Show every line where "examples" occurs.
start
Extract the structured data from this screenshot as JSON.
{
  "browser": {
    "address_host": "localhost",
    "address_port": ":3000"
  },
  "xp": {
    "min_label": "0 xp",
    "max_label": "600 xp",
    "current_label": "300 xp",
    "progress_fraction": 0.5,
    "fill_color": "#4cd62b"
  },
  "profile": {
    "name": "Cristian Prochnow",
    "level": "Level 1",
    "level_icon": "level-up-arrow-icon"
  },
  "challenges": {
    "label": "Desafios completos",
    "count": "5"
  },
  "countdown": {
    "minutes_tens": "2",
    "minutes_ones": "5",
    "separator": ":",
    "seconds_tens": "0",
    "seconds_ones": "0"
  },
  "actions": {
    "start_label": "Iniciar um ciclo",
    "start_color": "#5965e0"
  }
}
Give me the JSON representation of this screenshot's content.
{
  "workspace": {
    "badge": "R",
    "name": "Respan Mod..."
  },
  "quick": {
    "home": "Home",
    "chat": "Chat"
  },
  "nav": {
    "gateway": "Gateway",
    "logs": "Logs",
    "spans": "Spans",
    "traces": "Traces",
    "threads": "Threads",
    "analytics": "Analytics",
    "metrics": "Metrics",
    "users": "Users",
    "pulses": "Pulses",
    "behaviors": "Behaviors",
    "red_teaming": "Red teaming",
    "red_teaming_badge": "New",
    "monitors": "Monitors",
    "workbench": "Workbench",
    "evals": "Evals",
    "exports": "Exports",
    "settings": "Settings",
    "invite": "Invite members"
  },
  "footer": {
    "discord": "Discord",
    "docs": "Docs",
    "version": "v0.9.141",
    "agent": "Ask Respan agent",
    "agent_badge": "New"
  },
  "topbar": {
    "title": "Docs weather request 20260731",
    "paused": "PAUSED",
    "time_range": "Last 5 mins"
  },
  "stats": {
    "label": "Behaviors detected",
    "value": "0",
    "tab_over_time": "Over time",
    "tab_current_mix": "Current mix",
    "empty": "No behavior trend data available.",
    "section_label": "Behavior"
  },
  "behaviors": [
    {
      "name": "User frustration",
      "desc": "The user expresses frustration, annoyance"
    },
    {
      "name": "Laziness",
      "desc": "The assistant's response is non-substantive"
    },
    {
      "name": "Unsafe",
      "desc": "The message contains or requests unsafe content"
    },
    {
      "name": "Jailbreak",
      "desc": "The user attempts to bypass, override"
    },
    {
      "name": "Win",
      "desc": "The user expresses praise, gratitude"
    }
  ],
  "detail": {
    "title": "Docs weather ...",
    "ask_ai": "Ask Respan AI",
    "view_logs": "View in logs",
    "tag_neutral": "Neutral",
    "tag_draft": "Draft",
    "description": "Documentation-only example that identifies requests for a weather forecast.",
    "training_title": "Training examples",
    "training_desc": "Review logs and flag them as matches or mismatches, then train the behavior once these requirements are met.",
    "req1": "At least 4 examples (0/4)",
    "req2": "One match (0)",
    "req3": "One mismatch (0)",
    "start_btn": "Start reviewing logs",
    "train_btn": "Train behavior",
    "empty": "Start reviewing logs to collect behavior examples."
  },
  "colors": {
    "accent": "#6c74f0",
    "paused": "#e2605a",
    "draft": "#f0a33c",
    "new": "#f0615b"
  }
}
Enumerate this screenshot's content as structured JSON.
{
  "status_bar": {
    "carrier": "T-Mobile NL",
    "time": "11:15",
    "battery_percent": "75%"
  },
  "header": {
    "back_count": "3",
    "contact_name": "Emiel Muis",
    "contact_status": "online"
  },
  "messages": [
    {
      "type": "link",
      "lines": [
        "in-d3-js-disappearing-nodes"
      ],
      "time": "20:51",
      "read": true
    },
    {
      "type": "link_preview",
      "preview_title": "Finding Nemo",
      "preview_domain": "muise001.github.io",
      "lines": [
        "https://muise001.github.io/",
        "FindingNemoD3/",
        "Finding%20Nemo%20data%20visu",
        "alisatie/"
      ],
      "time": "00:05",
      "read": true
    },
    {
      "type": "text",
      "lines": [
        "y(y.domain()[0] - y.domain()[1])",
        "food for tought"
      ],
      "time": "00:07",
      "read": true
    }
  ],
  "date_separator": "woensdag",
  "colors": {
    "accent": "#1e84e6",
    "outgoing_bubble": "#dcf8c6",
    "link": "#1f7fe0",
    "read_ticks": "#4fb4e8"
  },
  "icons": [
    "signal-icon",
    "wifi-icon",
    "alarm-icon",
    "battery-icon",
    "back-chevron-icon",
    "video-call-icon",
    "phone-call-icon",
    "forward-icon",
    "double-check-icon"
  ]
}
end
PROBLEM SOLUTION:
    "training_title": "Training examples",
    "req1": "At least 4 examples (0/4)",
    "empty": "Start reviewing logs to collect behavior examples."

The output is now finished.